> **RECORDS SHOWN**:
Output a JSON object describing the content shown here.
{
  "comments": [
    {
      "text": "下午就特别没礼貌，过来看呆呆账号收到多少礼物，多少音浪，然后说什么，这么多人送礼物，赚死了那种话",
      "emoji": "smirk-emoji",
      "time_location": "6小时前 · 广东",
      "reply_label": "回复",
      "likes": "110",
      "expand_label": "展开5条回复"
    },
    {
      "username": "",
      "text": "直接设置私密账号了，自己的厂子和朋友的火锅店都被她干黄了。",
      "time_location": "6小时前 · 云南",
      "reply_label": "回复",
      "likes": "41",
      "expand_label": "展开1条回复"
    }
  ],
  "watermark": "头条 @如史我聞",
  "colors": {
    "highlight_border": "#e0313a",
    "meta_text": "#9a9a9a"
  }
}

> **WORK TO DO**: Reproduce the full set of records precisely.

> **CORRECT OUTPUT**:
Output a JSON object describing the content shown here.
{
  "comments": [
    {
      "text": "下午就特别没礼貌，过来看呆呆账号收到多少礼物，多少音浪，然后说什么，这么多人送礼物，赚死了那种话",
      "emoji": "smirk-emoji",
      "time_location": "6小时前 · 广东",
      "reply_label": "回复",
      "likes": "110",
      "expand_label": "展开5条回复"
    },
    {
      "username": "",
      "text": "直接设置私密账号了，自己的厂子和朋友的火锅店都被她干黄了。",
      "time_location": "6小时前 · 云南",
      "reply_label": "回复",
      "likes": "41",
      "expand_label": "展开1条回复"
    }
  ],
  "watermark": "头条 @如史我聞",
  "colors": {
    "highlight_border": "#e0313a",
    "meta_text": "#9a9a9a"
  }
}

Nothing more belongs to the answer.